──────── Rows

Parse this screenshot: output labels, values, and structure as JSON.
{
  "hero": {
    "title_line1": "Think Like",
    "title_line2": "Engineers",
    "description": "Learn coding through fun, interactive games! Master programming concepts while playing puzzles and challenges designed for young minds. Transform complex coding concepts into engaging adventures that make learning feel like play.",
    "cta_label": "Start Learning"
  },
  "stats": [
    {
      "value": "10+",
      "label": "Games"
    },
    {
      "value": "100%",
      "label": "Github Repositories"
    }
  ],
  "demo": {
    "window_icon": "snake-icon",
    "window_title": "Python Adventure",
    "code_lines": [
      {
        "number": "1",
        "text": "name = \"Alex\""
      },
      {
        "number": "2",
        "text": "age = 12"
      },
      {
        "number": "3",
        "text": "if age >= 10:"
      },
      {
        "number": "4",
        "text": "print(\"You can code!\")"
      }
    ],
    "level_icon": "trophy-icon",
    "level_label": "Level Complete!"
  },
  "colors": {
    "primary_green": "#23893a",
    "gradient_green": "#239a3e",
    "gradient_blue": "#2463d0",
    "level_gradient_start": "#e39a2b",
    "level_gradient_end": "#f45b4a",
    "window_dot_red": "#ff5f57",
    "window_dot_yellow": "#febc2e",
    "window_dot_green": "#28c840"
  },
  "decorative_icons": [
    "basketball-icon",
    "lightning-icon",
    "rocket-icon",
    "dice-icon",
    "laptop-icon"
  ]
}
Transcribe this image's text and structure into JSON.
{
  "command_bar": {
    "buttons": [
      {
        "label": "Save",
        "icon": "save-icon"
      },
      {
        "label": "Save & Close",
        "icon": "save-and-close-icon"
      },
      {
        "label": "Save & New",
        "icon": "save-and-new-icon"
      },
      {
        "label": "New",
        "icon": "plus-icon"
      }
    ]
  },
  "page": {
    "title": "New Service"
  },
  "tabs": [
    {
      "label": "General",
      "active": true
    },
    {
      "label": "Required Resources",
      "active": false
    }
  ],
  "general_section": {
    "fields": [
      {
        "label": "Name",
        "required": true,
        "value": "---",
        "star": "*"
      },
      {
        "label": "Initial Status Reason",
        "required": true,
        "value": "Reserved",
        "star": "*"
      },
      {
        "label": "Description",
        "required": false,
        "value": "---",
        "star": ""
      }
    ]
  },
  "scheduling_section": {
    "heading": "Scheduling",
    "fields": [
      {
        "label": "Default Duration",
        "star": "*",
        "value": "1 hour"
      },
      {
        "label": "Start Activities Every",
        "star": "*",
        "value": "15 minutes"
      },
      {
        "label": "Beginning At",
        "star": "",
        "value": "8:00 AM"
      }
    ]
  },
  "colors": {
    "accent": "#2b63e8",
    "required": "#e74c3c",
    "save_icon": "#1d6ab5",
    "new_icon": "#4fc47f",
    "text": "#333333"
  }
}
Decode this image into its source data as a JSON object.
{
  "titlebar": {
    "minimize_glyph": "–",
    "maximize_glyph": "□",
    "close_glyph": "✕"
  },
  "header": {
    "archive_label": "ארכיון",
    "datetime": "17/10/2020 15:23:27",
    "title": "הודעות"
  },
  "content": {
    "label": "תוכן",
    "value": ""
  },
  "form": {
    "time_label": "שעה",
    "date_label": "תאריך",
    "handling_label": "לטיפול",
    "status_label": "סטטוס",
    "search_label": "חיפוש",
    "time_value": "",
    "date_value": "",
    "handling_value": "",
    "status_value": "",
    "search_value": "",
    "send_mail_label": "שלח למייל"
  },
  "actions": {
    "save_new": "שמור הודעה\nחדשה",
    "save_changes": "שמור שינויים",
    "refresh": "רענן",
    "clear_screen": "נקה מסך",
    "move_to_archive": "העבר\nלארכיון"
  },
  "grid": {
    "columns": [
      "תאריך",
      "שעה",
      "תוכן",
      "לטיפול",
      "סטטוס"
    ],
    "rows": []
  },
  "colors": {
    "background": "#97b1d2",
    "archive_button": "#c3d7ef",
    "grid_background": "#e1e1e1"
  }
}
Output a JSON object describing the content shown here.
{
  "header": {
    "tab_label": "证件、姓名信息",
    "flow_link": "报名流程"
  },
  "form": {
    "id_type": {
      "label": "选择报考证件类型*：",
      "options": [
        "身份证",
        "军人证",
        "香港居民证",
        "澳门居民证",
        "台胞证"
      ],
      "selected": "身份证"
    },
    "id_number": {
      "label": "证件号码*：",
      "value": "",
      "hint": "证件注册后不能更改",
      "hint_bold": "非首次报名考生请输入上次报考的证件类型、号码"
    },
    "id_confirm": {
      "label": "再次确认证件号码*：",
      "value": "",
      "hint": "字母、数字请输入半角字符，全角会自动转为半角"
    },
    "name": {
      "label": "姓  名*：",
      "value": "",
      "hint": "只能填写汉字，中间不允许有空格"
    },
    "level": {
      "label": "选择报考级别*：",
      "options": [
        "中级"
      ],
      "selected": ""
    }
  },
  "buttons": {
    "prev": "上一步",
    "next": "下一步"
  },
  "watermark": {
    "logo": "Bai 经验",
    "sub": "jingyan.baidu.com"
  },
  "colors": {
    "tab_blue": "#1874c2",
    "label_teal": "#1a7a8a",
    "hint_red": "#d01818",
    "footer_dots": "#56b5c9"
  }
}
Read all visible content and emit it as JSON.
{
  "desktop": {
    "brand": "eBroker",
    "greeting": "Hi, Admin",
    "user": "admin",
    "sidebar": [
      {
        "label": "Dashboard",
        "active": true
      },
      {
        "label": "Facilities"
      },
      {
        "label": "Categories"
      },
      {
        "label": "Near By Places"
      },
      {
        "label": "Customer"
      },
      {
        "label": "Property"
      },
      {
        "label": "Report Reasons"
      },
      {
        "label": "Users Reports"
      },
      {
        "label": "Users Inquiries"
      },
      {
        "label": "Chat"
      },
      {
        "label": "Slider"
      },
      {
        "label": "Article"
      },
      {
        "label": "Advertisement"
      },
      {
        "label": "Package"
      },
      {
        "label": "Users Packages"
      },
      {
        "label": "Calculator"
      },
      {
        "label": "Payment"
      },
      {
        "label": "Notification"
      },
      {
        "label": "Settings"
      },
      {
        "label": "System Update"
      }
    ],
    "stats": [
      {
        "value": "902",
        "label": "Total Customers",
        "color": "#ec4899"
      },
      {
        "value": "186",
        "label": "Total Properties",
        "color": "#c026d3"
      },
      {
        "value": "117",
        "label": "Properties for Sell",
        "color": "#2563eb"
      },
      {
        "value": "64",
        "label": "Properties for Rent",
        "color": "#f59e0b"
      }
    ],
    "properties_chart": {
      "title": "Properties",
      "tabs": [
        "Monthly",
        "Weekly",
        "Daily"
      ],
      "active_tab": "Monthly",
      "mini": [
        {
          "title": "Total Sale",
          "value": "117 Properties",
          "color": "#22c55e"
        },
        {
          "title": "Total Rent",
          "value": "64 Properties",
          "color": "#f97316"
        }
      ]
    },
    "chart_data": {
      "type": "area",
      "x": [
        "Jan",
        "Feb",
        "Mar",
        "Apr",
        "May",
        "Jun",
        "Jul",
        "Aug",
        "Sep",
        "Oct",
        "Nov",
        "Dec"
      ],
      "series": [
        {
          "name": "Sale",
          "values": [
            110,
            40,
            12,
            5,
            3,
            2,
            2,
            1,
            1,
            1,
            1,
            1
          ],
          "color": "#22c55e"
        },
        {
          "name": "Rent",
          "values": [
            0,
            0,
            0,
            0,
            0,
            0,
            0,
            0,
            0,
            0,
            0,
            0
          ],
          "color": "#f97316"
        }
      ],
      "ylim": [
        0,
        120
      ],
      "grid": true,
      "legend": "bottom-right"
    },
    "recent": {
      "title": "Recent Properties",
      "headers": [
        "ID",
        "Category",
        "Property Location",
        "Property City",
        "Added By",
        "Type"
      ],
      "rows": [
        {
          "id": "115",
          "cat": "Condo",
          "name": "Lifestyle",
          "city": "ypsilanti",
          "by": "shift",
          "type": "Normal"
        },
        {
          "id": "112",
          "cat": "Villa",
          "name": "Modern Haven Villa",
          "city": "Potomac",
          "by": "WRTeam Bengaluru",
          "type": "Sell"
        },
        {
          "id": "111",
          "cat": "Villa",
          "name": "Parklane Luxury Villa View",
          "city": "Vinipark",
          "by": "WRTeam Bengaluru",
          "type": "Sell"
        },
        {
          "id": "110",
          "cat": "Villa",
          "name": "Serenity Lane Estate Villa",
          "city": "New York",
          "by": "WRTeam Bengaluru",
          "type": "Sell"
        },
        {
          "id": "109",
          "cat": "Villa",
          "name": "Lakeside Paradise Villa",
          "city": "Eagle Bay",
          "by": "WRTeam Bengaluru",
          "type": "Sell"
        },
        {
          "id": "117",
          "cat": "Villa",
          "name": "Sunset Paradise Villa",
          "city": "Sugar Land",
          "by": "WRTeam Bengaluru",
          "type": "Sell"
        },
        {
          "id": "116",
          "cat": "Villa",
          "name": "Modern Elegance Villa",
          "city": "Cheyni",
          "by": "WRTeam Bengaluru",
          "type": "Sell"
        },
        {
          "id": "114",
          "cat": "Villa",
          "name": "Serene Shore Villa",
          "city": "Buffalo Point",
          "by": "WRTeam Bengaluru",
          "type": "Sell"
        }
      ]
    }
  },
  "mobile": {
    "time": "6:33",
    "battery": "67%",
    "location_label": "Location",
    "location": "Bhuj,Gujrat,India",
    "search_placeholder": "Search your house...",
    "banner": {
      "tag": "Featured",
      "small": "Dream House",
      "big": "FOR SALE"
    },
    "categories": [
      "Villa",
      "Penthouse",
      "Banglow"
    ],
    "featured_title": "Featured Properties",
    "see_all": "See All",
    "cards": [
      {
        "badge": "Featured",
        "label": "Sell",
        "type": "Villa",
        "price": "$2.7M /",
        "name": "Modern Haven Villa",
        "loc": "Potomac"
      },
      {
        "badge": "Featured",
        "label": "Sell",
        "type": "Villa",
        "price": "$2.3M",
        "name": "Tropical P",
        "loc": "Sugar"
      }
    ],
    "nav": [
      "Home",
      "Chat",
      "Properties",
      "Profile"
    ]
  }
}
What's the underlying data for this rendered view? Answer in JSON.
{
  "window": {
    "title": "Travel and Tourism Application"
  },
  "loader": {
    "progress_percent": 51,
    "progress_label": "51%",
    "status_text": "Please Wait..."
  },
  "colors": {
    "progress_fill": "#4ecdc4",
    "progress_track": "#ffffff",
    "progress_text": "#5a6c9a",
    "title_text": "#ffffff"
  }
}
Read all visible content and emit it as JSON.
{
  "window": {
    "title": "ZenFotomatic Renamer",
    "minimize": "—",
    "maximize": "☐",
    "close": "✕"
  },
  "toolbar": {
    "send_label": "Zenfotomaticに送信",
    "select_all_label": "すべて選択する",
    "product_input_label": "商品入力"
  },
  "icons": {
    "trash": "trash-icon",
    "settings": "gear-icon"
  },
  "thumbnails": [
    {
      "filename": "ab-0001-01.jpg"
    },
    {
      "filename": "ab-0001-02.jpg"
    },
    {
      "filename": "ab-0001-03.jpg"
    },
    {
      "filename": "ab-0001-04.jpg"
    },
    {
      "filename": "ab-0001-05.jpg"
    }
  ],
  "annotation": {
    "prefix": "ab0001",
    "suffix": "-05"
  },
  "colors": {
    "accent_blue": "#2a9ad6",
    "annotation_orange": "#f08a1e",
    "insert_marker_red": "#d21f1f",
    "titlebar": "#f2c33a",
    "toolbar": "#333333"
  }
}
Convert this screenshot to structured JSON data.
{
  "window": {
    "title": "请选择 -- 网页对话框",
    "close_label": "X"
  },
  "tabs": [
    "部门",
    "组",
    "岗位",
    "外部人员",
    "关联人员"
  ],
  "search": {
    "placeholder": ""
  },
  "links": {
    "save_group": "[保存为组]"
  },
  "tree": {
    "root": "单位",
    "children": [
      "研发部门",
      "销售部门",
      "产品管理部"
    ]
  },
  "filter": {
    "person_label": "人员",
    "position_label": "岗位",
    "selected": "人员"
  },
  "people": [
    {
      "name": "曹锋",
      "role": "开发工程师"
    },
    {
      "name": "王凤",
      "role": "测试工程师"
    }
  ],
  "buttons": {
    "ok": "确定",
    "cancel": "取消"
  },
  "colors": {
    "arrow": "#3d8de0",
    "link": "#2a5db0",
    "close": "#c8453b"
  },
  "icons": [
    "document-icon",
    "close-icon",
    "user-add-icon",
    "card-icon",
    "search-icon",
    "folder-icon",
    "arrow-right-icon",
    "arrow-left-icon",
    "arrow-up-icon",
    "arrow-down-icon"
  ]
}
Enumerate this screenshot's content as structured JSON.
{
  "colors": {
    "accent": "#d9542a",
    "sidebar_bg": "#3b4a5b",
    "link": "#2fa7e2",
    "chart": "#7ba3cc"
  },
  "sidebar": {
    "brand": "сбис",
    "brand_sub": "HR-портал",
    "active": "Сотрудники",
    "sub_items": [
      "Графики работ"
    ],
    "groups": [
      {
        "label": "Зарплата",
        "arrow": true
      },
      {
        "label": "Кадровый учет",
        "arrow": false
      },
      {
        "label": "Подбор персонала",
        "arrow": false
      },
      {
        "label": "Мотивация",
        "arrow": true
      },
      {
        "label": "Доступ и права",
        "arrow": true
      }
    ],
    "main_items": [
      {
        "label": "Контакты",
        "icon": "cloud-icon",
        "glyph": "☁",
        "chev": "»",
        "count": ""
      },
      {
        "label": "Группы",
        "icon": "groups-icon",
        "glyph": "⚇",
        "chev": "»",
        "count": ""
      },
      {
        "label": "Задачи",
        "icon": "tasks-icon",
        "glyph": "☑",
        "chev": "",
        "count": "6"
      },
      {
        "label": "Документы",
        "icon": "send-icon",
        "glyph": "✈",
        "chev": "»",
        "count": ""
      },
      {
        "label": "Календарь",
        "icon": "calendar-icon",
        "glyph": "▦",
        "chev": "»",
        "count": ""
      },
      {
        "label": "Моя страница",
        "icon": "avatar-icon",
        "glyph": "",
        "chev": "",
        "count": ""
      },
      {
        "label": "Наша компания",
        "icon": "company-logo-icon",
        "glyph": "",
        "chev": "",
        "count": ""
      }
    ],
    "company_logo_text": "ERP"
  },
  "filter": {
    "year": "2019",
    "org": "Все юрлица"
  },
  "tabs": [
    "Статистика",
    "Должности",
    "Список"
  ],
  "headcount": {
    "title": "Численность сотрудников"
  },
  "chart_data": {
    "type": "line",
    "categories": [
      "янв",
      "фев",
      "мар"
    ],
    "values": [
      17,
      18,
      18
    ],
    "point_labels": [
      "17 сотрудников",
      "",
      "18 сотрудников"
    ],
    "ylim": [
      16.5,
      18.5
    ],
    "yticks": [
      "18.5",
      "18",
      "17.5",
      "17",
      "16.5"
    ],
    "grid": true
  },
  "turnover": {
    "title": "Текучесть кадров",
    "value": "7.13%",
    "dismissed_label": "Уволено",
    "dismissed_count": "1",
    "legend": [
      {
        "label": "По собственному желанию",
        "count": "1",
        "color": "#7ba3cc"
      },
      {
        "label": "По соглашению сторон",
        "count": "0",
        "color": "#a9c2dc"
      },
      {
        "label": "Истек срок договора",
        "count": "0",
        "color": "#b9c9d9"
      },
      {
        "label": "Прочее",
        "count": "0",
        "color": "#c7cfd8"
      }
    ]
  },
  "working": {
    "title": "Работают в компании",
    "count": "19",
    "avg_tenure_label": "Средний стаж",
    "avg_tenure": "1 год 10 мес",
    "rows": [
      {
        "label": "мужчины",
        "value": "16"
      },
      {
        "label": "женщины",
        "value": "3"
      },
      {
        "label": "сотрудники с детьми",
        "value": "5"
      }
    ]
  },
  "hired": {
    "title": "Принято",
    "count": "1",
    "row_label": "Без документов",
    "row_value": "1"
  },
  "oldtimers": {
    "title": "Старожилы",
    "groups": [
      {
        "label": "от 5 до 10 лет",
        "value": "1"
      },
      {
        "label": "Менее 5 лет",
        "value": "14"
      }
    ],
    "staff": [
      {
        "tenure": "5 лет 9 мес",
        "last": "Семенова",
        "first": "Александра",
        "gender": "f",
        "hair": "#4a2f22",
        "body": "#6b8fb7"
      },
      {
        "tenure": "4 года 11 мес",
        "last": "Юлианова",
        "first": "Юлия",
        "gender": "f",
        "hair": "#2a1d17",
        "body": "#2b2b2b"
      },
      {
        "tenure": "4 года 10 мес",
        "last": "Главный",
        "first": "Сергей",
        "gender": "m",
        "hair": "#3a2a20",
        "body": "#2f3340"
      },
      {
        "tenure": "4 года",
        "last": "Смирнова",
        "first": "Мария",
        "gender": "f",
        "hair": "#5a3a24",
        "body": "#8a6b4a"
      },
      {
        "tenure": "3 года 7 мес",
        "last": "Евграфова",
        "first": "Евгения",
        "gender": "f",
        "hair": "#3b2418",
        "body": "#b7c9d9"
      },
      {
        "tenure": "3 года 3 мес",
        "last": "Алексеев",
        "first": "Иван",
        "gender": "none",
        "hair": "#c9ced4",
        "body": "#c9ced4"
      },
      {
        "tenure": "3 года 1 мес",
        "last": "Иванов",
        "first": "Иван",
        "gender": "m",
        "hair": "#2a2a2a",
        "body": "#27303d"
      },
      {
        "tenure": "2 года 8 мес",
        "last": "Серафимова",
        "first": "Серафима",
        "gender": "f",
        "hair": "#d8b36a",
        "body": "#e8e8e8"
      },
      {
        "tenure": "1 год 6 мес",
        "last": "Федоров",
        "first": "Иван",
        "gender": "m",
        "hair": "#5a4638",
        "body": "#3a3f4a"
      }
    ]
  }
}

────────────────

Problem details =
Pick out and copy the lines of the material that include the word "Property".

Exercise response =
        "label": "Property"
        "Property Location",
        "Property City",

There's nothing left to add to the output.